__Problem statement__. Below are the records; locate each line with the word "配置文件" and copy it.

—————

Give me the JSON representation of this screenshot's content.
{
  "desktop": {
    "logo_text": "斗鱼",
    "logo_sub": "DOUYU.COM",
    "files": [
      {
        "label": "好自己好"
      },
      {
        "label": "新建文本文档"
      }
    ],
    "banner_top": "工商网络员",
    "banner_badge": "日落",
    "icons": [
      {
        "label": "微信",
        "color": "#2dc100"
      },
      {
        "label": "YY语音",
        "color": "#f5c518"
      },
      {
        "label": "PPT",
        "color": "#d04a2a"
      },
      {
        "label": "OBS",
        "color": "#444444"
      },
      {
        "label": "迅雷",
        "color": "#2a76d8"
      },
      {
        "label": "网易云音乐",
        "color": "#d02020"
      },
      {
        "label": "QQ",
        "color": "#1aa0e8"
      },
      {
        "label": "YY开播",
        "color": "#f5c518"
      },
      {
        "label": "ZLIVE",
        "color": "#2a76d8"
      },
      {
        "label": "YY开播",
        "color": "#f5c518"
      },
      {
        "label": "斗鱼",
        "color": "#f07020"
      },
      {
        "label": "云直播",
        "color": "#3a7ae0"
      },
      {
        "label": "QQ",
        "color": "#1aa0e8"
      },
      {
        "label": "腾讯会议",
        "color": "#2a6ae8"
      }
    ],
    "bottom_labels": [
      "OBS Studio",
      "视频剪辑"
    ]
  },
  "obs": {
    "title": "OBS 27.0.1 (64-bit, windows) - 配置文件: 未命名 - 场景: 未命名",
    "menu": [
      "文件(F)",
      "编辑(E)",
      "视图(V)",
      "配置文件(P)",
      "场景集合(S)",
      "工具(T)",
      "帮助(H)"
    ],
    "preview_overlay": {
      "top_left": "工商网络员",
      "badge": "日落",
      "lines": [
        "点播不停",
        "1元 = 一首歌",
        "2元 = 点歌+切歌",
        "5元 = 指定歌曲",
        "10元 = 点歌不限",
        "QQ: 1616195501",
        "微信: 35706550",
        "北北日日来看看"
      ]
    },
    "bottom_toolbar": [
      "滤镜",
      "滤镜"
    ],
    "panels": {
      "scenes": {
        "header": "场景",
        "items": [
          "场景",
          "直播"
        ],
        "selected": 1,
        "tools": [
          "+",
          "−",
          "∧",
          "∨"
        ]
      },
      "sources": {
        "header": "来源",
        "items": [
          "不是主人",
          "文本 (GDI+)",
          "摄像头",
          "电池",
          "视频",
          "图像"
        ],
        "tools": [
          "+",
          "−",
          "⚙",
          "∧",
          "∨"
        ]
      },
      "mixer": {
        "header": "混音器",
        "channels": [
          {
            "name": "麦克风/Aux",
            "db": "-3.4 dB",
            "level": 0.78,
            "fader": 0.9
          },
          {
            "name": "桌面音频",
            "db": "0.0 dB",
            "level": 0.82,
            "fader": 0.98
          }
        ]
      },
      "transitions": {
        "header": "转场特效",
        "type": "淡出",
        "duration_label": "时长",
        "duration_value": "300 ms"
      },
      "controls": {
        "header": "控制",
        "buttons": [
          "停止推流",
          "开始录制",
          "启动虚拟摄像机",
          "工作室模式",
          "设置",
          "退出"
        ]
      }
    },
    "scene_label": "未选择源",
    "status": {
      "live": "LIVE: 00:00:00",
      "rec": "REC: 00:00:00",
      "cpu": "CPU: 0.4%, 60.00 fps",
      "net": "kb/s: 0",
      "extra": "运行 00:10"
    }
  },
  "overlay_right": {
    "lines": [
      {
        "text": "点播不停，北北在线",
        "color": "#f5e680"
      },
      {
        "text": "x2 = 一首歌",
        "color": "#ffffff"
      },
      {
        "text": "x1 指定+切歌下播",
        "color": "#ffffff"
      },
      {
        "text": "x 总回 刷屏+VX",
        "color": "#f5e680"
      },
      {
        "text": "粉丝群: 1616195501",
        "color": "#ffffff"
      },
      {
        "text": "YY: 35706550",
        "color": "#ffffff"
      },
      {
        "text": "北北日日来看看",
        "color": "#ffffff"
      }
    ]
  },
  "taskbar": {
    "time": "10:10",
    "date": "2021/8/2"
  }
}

—————

__Answer__.
    "title": "OBS 27.0.1 (64-bit, windows) - 配置文件: 未命名 - 场景: 未命名",
      "配置文件(P)",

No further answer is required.